**** Data to process ****

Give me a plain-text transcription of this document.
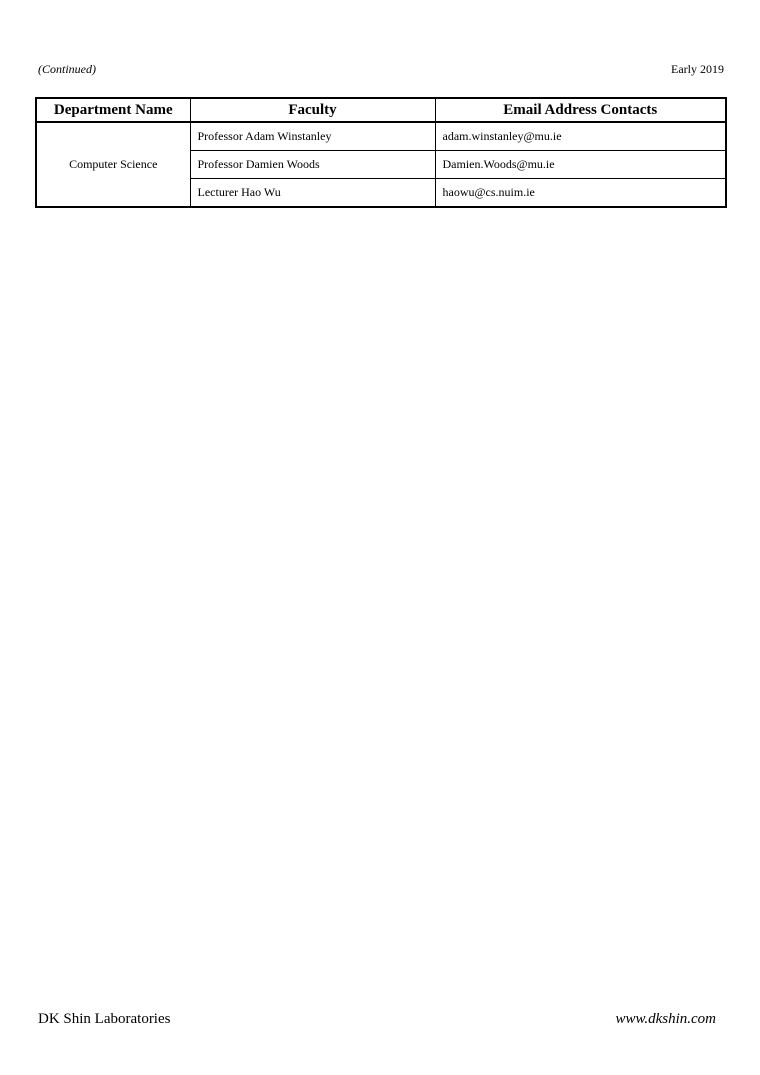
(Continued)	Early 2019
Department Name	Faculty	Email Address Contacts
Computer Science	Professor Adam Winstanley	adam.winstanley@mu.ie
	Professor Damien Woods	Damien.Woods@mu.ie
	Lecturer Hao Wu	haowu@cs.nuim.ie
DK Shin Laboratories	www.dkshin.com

****

=== What you have to do ===
The material above must be printed exactly, with its pictures left out.

=== Response for this exercise ===
Give me a plain-text transcription of this document.
(Continued)	Early 2019
Department Name	Faculty	Email Address Contacts
Computer Science	Professor Adam Winstanley	adam.winstanley@mu.ie
	Professor Damien Woods	Damien.Woods@mu.ie
	Lecturer Hao Wu	haowu@cs.nuim.ie
DK Shin Laboratories	www.dkshin.com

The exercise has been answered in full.